■ **Dataset content**
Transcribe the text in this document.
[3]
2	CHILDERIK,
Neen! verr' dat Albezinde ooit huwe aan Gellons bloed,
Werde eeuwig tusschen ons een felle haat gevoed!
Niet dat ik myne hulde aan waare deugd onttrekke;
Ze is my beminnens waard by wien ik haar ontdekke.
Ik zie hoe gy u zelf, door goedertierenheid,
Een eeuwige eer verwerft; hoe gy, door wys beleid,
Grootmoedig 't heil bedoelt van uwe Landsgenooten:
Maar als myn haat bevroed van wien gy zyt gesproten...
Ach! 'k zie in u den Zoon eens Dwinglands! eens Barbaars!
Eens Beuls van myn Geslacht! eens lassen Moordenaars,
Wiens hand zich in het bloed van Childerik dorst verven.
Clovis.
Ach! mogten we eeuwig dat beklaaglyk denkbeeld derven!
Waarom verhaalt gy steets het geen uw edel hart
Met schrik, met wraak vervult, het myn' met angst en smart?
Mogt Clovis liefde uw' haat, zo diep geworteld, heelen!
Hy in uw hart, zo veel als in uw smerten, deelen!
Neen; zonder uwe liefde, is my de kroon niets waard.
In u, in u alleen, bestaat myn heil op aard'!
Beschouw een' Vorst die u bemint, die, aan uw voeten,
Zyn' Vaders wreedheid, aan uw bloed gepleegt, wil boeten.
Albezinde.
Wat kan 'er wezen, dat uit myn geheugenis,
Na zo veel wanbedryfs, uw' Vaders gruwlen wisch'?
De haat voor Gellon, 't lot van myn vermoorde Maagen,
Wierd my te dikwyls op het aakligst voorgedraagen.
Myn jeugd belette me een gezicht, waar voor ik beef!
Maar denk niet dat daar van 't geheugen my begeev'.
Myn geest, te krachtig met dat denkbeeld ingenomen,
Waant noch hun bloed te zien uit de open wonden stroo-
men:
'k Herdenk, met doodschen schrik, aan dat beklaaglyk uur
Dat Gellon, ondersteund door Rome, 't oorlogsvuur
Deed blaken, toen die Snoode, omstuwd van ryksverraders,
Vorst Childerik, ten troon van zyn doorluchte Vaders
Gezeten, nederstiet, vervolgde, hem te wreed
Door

■ **Exercise directions**
For every line above that includes the word "Albezinde", return the line.

■ **Response to this exercise**
Neen! verr' dat Albezinde ooit huwe aan Gellons bloed,
Albezinde.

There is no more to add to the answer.